begin
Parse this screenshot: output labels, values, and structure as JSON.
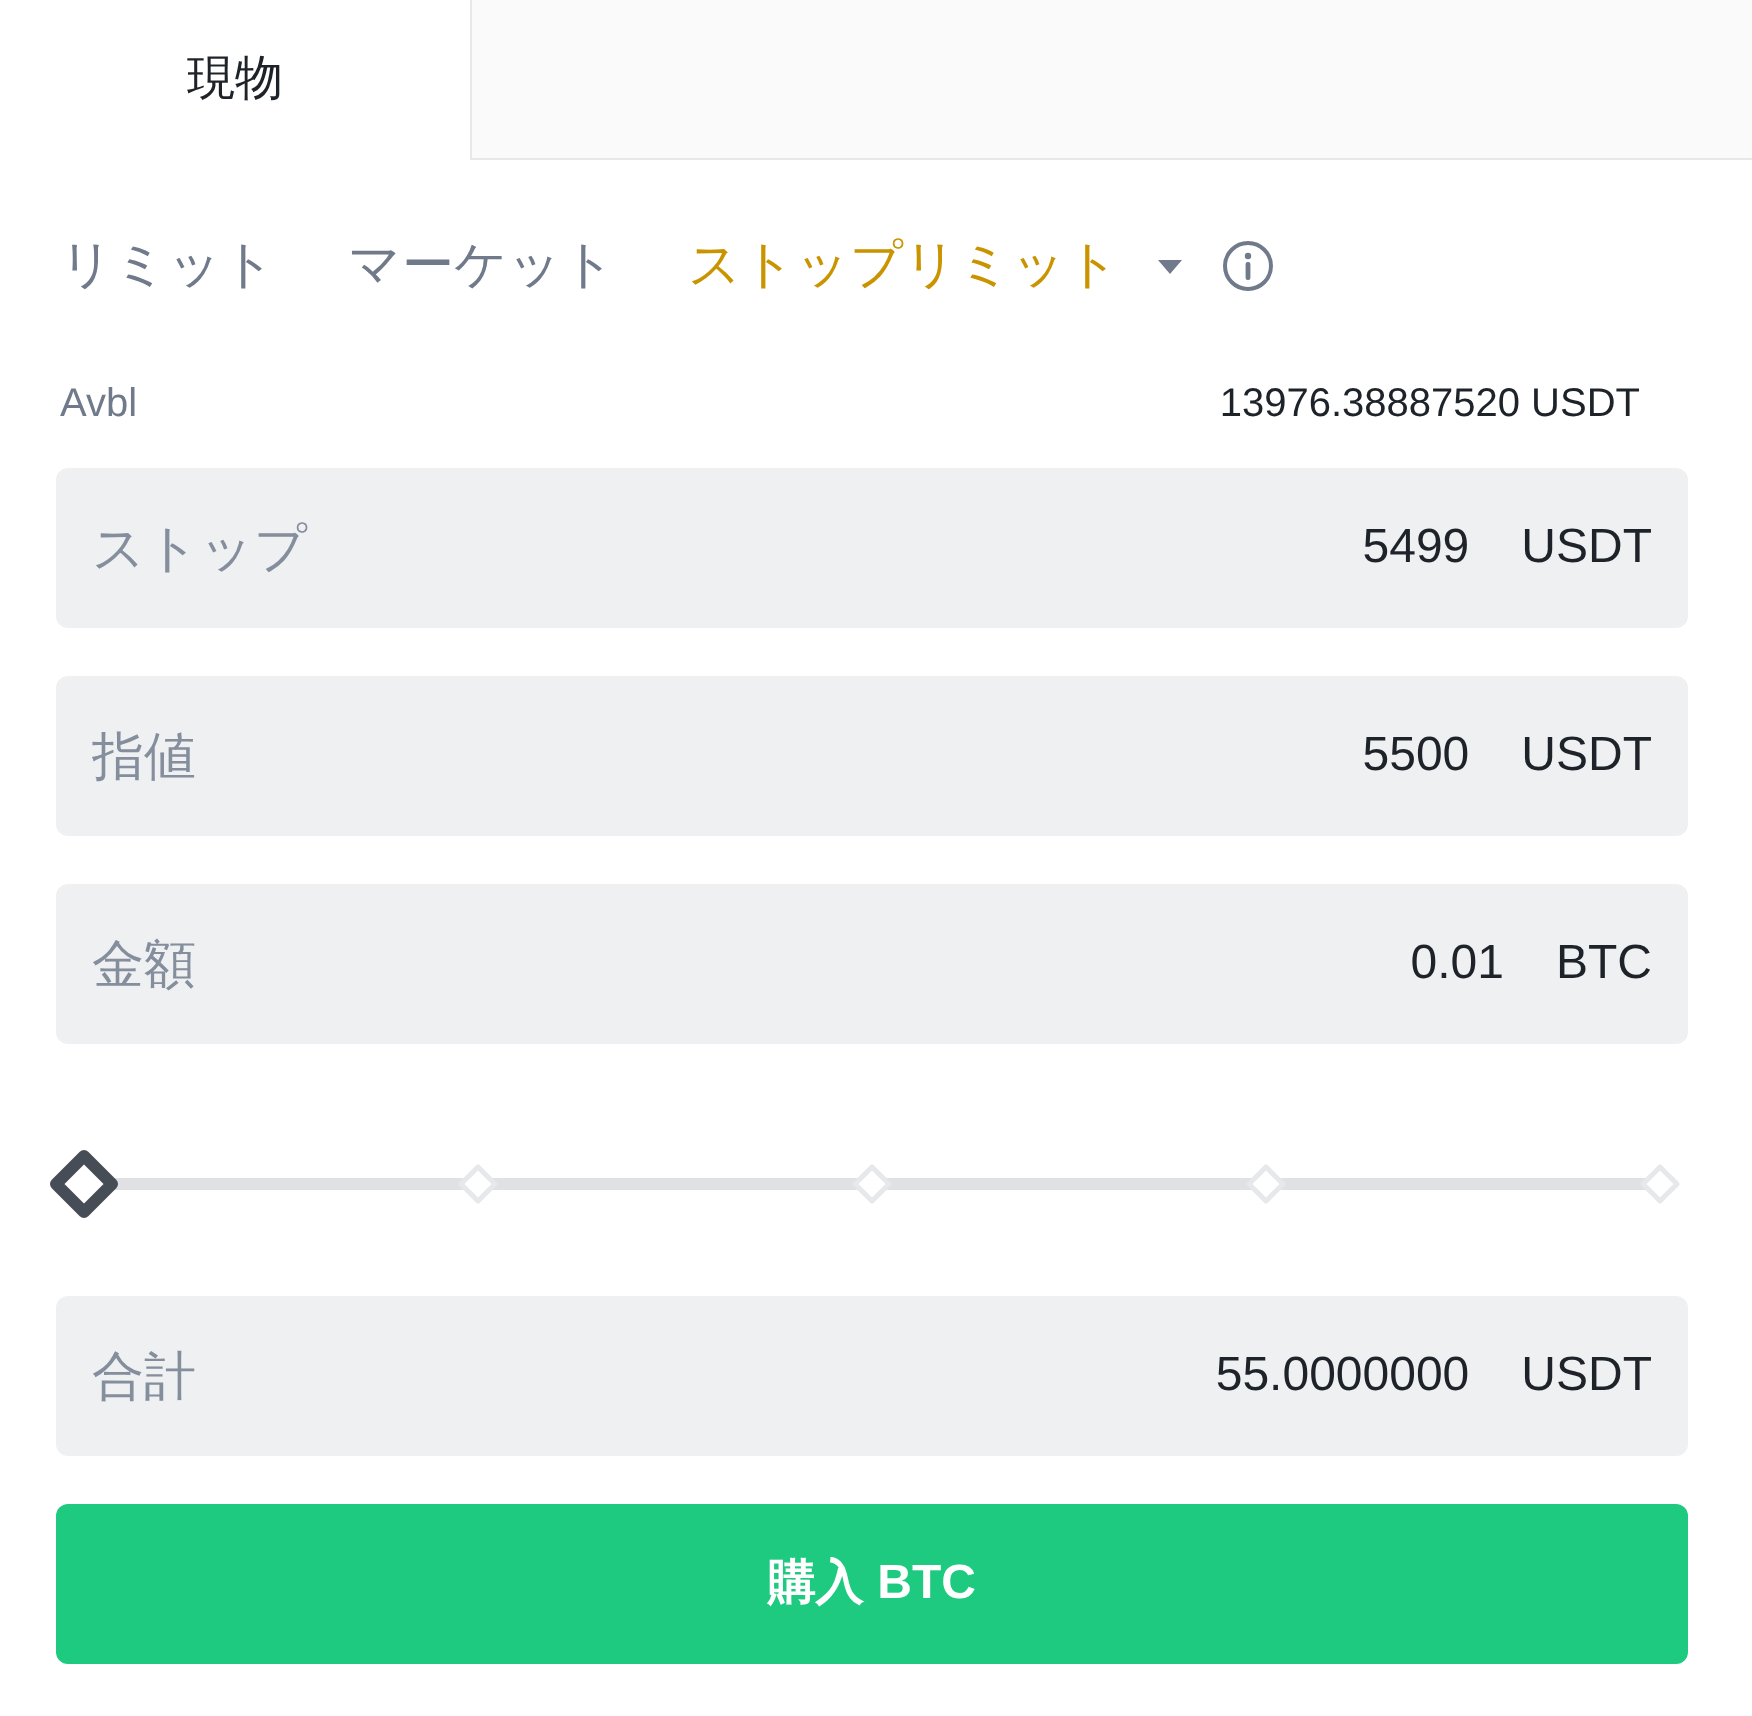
{
  "tabs": [
    {
      "label": "現物",
      "selected": true
    }
  ],
  "order_types": [
    {
      "label": "リミット",
      "selected": false
    },
    {
      "label": "マーケット",
      "selected": false
    },
    {
      "label": "ストップリミット",
      "selected": true
    }
  ],
  "available": {
    "label": "Avbl",
    "value": "13976.38887520 USDT"
  },
  "fields": [
    {
      "label": "ストップ",
      "value": "5499",
      "unit": "USDT"
    },
    {
      "label": "指値",
      "value": "5500",
      "unit": "USDT"
    },
    {
      "label": "金額",
      "value": "0.01",
      "unit": "BTC"
    }
  ],
  "slider": {
    "level": 0
  },
  "total": {
    "label": "合計",
    "value": "55.0000000",
    "unit": "USDT"
  },
  "submit_button": "購入 BTC"
}
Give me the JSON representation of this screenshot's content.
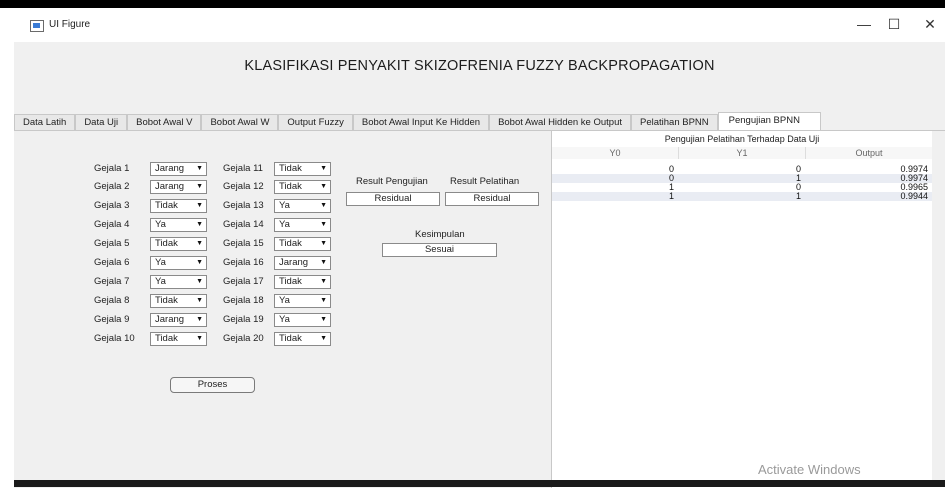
{
  "window": {
    "title": "UI Figure",
    "minimize": "—",
    "maximize": "☐",
    "close": "✕"
  },
  "heading": "KLASIFIKASI PENYAKIT SKIZOFRENIA FUZZY BACKPROPAGATION",
  "tabs": [
    "Data Latih",
    "Data Uji",
    "Bobot Awal V",
    "Bobot Awal W",
    "Output Fuzzy",
    "Bobot Awal Input Ke Hidden",
    "Bobot Awal Hidden ke Output",
    "Pelatihan BPNN",
    "Pengujian BPNN"
  ],
  "active_tab": "Pengujian BPNN",
  "gejala_left": [
    {
      "label": "Gejala 1",
      "value": "Jarang"
    },
    {
      "label": "Gejala 2",
      "value": "Jarang"
    },
    {
      "label": "Gejala 3",
      "value": "Tidak"
    },
    {
      "label": "Gejala 4",
      "value": "Ya"
    },
    {
      "label": "Gejala 5",
      "value": "Tidak"
    },
    {
      "label": "Gejala 6",
      "value": "Ya"
    },
    {
      "label": "Gejala 7",
      "value": "Ya"
    },
    {
      "label": "Gejala 8",
      "value": "Tidak"
    },
    {
      "label": "Gejala 9",
      "value": "Jarang"
    },
    {
      "label": "Gejala 10",
      "value": "Tidak"
    }
  ],
  "gejala_right": [
    {
      "label": "Gejala 11",
      "value": "Tidak"
    },
    {
      "label": "Gejala 12",
      "value": "Tidak"
    },
    {
      "label": "Gejala 13",
      "value": "Ya"
    },
    {
      "label": "Gejala 14",
      "value": "Ya"
    },
    {
      "label": "Gejala 15",
      "value": "Tidak"
    },
    {
      "label": "Gejala 16",
      "value": "Jarang"
    },
    {
      "label": "Gejala 17",
      "value": "Tidak"
    },
    {
      "label": "Gejala 18",
      "value": "Ya"
    },
    {
      "label": "Gejala 19",
      "value": "Ya"
    },
    {
      "label": "Gejala 20",
      "value": "Tidak"
    }
  ],
  "result": {
    "pengujian_label": "Result Pengujian",
    "pengujian_value": "Residual",
    "pelatihan_label": "Result Pelatihan",
    "pelatihan_value": "Residual",
    "kesimpulan_label": "Kesimpulan",
    "kesimpulan_value": "Sesuai"
  },
  "proses_button": "Proses",
  "table": {
    "title": "Pengujian Pelatihan Terhadap Data Uji",
    "columns": [
      "Y0",
      "Y1",
      "Output"
    ],
    "rows": [
      [
        "0",
        "0",
        "0.9974"
      ],
      [
        "0",
        "1",
        "0.9974"
      ],
      [
        "1",
        "0",
        "0.9965"
      ],
      [
        "1",
        "1",
        "0.9944"
      ]
    ]
  },
  "watermark": "Activate Windows",
  "colors": {
    "window_bg": "#f0f0f0",
    "table_alt_row": "#e9ecf3"
  }
}
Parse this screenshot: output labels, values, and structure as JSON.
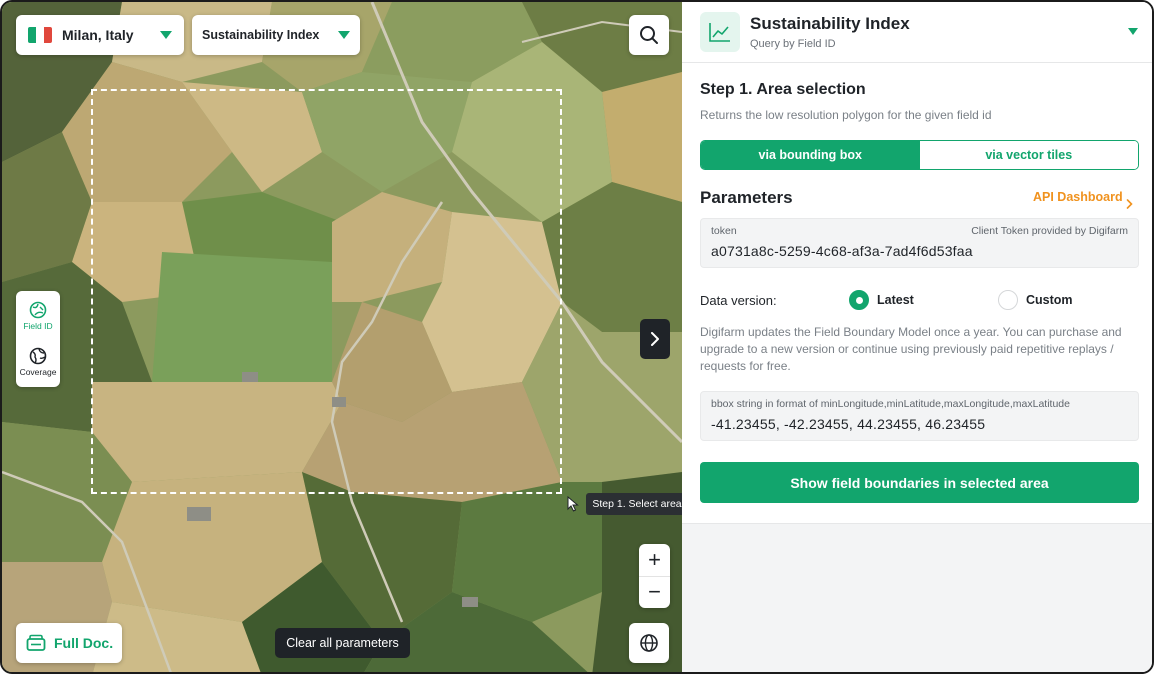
{
  "map": {
    "location": "Milan, Italy",
    "index_select": "Sustainability Index",
    "tools": [
      {
        "label": "Field ID",
        "icon": "field-id-icon",
        "active": true
      },
      {
        "label": "Coverage",
        "icon": "coverage-icon",
        "active": false
      }
    ],
    "full_doc": "Full Doc.",
    "clear": "Clear all parameters",
    "tooltip": "Step 1. Select area",
    "zoom_in": "+",
    "zoom_out": "−"
  },
  "panel": {
    "title": "Sustainability Index",
    "subtitle": "Query by Field ID",
    "step_title": "Step 1. Area selection",
    "step_desc": "Returns the low resolution polygon for the given field id",
    "tabs": [
      {
        "label": "via bounding box",
        "active": true
      },
      {
        "label": "via vector tiles",
        "active": false
      }
    ],
    "params_title": "Parameters",
    "api_link": "API Dashboard",
    "token": {
      "label": "token",
      "hint": "Client Token provided by Digifarm",
      "value": "a0731a8c-5259-4c68-af3a-7ad4f6d53faa"
    },
    "data_version": {
      "label": "Data version:",
      "options": [
        "Latest",
        "Custom"
      ],
      "selected": "Latest"
    },
    "info": "Digifarm updates the Field Boundary Model once a year. You can purchase and upgrade to a new version or continue using previously paid repetitive replays / requests for free.",
    "bbox": {
      "label": "bbox string in format of minLongitude,minLatitude,maxLongitude,maxLatitude",
      "value": "-41.23455, -42.23455, 44.23455, 46.23455"
    },
    "cta": "Show field boundaries in selected area"
  },
  "colors": {
    "accent": "#12a56d",
    "link": "#f0921e",
    "dark": "#1f2328"
  }
}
end
__Exercise directions__. Write out every line of the preceding listing that contains "Sustainability".

__Output for this task__.
    "index_select": "Sustainability Index",
    "title": "Sustainability Index",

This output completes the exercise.